--- GIVEN INFORMATION ---

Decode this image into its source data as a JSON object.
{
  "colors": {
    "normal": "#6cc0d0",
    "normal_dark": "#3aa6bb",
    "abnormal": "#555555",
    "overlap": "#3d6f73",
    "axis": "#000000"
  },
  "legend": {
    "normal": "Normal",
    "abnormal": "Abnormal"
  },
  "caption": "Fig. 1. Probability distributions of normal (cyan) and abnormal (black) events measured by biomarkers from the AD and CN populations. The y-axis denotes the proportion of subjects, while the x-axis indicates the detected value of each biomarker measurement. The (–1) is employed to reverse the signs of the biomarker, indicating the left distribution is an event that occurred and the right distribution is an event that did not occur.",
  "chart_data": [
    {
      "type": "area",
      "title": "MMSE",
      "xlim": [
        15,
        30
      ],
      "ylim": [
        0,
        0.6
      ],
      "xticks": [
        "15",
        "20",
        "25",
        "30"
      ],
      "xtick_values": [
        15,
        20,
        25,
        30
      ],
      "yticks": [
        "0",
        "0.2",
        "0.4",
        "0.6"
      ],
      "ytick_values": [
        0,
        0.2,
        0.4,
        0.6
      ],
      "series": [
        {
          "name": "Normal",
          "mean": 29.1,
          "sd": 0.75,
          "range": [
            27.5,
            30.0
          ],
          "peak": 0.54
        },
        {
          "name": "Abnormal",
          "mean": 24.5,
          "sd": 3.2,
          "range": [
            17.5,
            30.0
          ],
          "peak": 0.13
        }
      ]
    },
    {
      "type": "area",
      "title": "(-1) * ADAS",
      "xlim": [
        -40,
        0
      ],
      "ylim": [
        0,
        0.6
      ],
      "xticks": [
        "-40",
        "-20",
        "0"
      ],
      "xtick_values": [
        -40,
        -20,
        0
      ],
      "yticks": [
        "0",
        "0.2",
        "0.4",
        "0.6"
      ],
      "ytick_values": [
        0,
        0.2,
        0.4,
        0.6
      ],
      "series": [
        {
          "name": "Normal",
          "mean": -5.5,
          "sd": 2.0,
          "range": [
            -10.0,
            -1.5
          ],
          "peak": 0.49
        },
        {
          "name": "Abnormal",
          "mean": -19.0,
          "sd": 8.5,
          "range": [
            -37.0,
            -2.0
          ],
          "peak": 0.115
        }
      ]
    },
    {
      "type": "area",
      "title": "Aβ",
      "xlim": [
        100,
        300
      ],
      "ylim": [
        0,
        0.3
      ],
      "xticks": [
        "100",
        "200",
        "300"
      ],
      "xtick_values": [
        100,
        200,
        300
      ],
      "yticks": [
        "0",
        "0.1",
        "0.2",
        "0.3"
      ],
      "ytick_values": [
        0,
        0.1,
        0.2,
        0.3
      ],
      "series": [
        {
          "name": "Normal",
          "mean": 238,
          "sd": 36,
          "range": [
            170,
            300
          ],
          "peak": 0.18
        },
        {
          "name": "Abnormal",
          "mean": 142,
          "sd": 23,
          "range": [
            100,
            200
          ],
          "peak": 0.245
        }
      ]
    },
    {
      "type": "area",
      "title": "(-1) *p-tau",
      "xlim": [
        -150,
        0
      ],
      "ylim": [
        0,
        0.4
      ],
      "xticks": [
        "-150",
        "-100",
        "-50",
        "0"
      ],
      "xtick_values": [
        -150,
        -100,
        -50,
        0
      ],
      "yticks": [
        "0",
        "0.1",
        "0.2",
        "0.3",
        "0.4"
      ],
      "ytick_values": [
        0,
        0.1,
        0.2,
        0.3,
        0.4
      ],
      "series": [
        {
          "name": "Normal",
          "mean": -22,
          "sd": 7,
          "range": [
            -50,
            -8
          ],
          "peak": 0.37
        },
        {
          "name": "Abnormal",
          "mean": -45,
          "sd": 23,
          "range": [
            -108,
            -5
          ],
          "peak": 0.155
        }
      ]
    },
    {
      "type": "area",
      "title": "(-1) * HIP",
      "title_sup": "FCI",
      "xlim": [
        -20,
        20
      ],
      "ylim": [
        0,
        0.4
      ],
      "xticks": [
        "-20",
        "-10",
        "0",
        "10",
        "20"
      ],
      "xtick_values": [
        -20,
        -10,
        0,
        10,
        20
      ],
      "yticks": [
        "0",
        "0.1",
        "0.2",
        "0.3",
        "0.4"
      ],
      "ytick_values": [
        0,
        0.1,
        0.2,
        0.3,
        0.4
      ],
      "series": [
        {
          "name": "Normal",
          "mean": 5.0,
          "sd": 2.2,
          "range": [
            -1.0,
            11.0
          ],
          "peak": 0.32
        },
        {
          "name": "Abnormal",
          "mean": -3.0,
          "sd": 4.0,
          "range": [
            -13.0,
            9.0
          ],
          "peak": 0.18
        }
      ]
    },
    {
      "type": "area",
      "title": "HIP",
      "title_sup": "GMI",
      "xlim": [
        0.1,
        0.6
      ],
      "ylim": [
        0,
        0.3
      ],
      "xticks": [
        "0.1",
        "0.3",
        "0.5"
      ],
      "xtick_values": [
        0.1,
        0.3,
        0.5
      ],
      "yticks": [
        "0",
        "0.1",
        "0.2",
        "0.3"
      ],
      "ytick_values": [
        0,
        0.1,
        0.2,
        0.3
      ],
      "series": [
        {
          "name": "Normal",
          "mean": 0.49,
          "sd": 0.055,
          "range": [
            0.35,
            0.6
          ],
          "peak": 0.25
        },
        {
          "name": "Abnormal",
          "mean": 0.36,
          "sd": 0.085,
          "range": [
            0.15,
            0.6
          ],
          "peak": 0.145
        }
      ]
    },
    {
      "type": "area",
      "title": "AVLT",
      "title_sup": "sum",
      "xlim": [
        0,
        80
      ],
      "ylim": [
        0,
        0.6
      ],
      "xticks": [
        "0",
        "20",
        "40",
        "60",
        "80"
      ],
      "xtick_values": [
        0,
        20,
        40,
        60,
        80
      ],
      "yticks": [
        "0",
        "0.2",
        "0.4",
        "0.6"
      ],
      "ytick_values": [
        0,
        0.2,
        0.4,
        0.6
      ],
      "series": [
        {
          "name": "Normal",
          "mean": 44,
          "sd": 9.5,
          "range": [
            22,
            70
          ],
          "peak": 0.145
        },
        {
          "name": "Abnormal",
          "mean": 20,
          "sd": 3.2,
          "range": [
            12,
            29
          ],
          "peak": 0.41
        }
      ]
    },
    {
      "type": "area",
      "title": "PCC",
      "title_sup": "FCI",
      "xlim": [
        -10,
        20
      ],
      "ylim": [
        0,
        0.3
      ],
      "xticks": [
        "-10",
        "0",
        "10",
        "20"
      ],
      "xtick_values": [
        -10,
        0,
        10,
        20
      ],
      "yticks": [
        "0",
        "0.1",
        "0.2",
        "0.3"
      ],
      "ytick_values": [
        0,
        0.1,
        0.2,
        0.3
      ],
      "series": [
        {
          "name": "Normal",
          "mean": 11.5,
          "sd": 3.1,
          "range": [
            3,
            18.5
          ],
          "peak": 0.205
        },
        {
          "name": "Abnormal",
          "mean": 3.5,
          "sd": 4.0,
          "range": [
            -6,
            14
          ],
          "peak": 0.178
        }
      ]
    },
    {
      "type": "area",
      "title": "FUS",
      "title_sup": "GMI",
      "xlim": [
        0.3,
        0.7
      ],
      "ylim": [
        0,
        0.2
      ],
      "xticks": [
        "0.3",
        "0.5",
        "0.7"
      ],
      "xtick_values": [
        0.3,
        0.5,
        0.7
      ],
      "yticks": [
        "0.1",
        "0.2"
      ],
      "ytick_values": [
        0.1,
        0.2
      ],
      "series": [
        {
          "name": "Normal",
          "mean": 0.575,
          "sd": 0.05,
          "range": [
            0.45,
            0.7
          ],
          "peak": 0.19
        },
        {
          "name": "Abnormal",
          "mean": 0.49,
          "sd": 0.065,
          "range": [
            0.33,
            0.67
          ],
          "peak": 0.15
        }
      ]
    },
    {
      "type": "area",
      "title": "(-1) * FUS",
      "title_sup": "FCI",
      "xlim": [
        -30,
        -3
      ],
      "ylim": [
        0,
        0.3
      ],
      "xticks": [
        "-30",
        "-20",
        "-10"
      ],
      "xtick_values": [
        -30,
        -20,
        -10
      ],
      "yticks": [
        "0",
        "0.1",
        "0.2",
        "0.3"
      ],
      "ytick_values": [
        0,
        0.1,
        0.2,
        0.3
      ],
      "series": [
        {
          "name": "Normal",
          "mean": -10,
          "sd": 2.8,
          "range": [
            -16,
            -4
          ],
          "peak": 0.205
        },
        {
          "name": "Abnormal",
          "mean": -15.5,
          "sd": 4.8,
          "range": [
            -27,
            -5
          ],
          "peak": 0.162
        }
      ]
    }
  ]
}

---

EXERCISE DESCRIPTION: Compute how many lines include the string "axis", then give that number by itself.

OUTPUT OF THE EXERCISE: 2